--- Work to complete ---
Reproduce the records below exactly as they appear.

[Records about charts and figures]
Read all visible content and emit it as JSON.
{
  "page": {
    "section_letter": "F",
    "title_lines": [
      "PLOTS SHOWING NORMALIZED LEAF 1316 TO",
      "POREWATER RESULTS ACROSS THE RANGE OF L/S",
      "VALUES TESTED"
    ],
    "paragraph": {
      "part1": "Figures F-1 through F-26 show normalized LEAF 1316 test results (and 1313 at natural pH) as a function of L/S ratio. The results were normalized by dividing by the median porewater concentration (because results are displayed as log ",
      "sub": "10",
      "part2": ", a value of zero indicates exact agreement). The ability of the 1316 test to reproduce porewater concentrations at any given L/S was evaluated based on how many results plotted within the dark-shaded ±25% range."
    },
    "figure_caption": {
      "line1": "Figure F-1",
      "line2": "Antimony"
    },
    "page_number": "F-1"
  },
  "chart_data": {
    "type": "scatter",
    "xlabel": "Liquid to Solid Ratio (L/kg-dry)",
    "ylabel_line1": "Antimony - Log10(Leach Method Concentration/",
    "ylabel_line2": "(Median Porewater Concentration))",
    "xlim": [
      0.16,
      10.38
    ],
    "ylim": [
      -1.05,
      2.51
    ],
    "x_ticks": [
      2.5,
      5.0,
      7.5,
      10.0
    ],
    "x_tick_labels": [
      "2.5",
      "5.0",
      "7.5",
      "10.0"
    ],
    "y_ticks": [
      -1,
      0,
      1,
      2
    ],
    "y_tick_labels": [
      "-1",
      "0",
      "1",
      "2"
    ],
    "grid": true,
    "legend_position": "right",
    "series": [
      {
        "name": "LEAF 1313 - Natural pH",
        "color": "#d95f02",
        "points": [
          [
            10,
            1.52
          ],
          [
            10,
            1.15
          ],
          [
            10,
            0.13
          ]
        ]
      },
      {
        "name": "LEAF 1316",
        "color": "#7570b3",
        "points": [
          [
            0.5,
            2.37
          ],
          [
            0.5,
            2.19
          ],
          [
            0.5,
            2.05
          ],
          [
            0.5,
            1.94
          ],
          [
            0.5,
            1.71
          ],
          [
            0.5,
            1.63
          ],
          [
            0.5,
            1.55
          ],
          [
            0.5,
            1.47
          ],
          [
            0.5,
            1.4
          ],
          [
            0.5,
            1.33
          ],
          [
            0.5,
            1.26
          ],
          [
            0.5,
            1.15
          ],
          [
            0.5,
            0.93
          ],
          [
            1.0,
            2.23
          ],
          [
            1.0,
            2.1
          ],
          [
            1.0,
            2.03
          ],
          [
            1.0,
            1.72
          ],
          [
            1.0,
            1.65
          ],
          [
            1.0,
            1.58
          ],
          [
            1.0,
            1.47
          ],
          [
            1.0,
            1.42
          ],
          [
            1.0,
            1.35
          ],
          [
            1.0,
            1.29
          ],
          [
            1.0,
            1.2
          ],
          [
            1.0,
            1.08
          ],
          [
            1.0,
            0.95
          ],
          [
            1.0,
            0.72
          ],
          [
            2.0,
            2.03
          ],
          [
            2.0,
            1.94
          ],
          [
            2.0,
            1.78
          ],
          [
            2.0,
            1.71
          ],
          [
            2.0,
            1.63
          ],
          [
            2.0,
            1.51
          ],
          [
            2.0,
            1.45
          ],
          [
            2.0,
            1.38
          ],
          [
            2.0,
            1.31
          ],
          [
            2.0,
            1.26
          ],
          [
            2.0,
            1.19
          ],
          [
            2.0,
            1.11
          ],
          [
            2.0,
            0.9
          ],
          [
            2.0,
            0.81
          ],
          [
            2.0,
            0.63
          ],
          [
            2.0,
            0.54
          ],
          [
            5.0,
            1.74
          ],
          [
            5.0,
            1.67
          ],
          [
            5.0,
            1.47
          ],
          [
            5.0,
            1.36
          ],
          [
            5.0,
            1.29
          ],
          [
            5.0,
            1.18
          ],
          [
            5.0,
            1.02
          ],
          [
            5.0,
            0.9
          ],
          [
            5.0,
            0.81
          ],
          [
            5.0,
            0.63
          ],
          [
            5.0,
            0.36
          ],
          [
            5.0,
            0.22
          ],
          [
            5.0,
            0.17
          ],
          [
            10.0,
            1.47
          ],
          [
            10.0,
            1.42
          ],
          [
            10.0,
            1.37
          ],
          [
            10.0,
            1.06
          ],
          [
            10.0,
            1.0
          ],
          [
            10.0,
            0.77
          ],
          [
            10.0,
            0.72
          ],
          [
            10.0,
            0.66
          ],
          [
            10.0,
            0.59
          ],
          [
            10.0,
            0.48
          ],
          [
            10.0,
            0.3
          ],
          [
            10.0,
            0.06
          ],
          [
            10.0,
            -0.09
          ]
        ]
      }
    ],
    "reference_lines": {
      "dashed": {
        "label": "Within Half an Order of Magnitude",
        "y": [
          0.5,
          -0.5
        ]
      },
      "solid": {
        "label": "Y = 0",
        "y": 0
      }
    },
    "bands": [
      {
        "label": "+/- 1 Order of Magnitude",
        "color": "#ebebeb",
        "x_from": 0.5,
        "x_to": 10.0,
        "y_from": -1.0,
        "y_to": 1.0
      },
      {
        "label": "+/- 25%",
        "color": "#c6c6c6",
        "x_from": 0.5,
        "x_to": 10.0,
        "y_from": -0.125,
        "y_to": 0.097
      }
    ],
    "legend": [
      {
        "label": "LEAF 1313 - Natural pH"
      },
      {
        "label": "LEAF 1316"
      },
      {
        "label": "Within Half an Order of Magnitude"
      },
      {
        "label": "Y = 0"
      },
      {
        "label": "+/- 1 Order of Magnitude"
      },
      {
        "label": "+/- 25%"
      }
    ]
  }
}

--- Output for this exercise ---
Read all visible content and emit it as JSON.
{
  "page": {
    "section_letter": "F",
    "title_lines": [
      "PLOTS SHOWING NORMALIZED LEAF 1316 TO",
      "POREWATER RESULTS ACROSS THE RANGE OF L/S",
      "VALUES TESTED"
    ],
    "paragraph": {
      "part1": "Figures F-1 through F-26 show normalized LEAF 1316 test results (and 1313 at natural pH) as a function of L/S ratio. The results were normalized by dividing by the median porewater concentration (because results are displayed as log ",
      "sub": "10",
      "part2": ", a value of zero indicates exact agreement). The ability of the 1316 test to reproduce porewater concentrations at any given L/S was evaluated based on how many results plotted within the dark-shaded ±25% range."
    },
    "figure_caption": {
      "line1": "Figure F-1",
      "line2": "Antimony"
    },
    "page_number": "F-1"
  },
  "chart_data": {
    "type": "scatter",
    "xlabel": "Liquid to Solid Ratio (L/kg-dry)",
    "ylabel_line1": "Antimony - Log10(Leach Method Concentration/",
    "ylabel_line2": "(Median Porewater Concentration))",
    "xlim": [
      0.16,
      10.38
    ],
    "ylim": [
      -1.05,
      2.51
    ],
    "x_ticks": [
      2.5,
      5.0,
      7.5,
      10.0
    ],
    "x_tick_labels": [
      "2.5",
      "5.0",
      "7.5",
      "10.0"
    ],
    "y_ticks": [
      -1,
      0,
      1,
      2
    ],
    "y_tick_labels": [
      "-1",
      "0",
      "1",
      "2"
    ],
    "grid": true,
    "legend_position": "right",
    "series": [
      {
        "name": "LEAF 1313 - Natural pH",
        "color": "#d95f02",
        "points": [
          [
            10,
            1.52
          ],
          [
            10,
            1.15
          ],
          [
            10,
            0.13
          ]
        ]
      },
      {
        "name": "LEAF 1316",
        "color": "#7570b3",
        "points": [
          [
            0.5,
            2.37
          ],
          [
            0.5,
            2.19
          ],
          [
            0.5,
            2.05
          ],
          [
            0.5,
            1.94
          ],
          [
            0.5,
            1.71
          ],
          [
            0.5,
            1.63
          ],
          [
            0.5,
            1.55
          ],
          [
            0.5,
            1.47
          ],
          [
            0.5,
            1.4
          ],
          [
            0.5,
            1.33
          ],
          [
            0.5,
            1.26
          ],
          [
            0.5,
            1.15
          ],
          [
            0.5,
            0.93
          ],
          [
            1.0,
            2.23
          ],
          [
            1.0,
            2.1
          ],
          [
            1.0,
            2.03
          ],
          [
            1.0,
            1.72
          ],
          [
            1.0,
            1.65
          ],
          [
            1.0,
            1.58
          ],
          [
            1.0,
            1.47
          ],
          [
            1.0,
            1.42
          ],
          [
            1.0,
            1.35
          ],
          [
            1.0,
            1.29
          ],
          [
            1.0,
            1.2
          ],
          [
            1.0,
            1.08
          ],
          [
            1.0,
            0.95
          ],
          [
            1.0,
            0.72
          ],
          [
            2.0,
            2.03
          ],
          [
            2.0,
            1.94
          ],
          [
            2.0,
            1.78
          ],
          [
            2.0,
            1.71
          ],
          [
            2.0,
            1.63
          ],
          [
            2.0,
            1.51
          ],
          [
            2.0,
            1.45
          ],
          [
            2.0,
            1.38
          ],
          [
            2.0,
            1.31
          ],
          [
            2.0,
            1.26
          ],
          [
            2.0,
            1.19
          ],
          [
            2.0,
            1.11
          ],
          [
            2.0,
            0.9
          ],
          [
            2.0,
            0.81
          ],
          [
            2.0,
            0.63
          ],
          [
            2.0,
            0.54
          ],
          [
            5.0,
            1.74
          ],
          [
            5.0,
            1.67
          ],
          [
            5.0,
            1.47
          ],
          [
            5.0,
            1.36
          ],
          [
            5.0,
            1.29
          ],
          [
            5.0,
            1.18
          ],
          [
            5.0,
            1.02
          ],
          [
            5.0,
            0.9
          ],
          [
            5.0,
            0.81
          ],
          [
            5.0,
            0.63
          ],
          [
            5.0,
            0.36
          ],
          [
            5.0,
            0.22
          ],
          [
            5.0,
            0.17
          ],
          [
            10.0,
            1.47
          ],
          [
            10.0,
            1.42
          ],
          [
            10.0,
            1.37
          ],
          [
            10.0,
            1.06
          ],
          [
            10.0,
            1.0
          ],
          [
            10.0,
            0.77
          ],
          [
            10.0,
            0.72
          ],
          [
            10.0,
            0.66
          ],
          [
            10.0,
            0.59
          ],
          [
            10.0,
            0.48
          ],
          [
            10.0,
            0.3
          ],
          [
            10.0,
            0.06
          ],
          [
            10.0,
            -0.09
          ]
        ]
      }
    ],
    "reference_lines": {
      "dashed": {
        "label": "Within Half an Order of Magnitude",
        "y": [
          0.5,
          -0.5
        ]
      },
      "solid": {
        "label": "Y = 0",
        "y": 0
      }
    },
    "bands": [
      {
        "label": "+/- 1 Order of Magnitude",
        "color": "#ebebeb",
        "x_from": 0.5,
        "x_to": 10.0,
        "y_from": -1.0,
        "y_to": 1.0
      },
      {
        "label": "+/- 25%",
        "color": "#c6c6c6",
        "x_from": 0.5,
        "x_to": 10.0,
        "y_from": -0.125,
        "y_to": 0.097
      }
    ],
    "legend": [
      {
        "label": "LEAF 1313 - Natural pH"
      },
      {
        "label": "LEAF 1316"
      },
      {
        "label": "Within Half an Order of Magnitude"
      },
      {
        "label": "Y = 0"
      },
      {
        "label": "+/- 1 Order of Magnitude"
      },
      {
        "label": "+/- 25%"
      }
    ]
  }
}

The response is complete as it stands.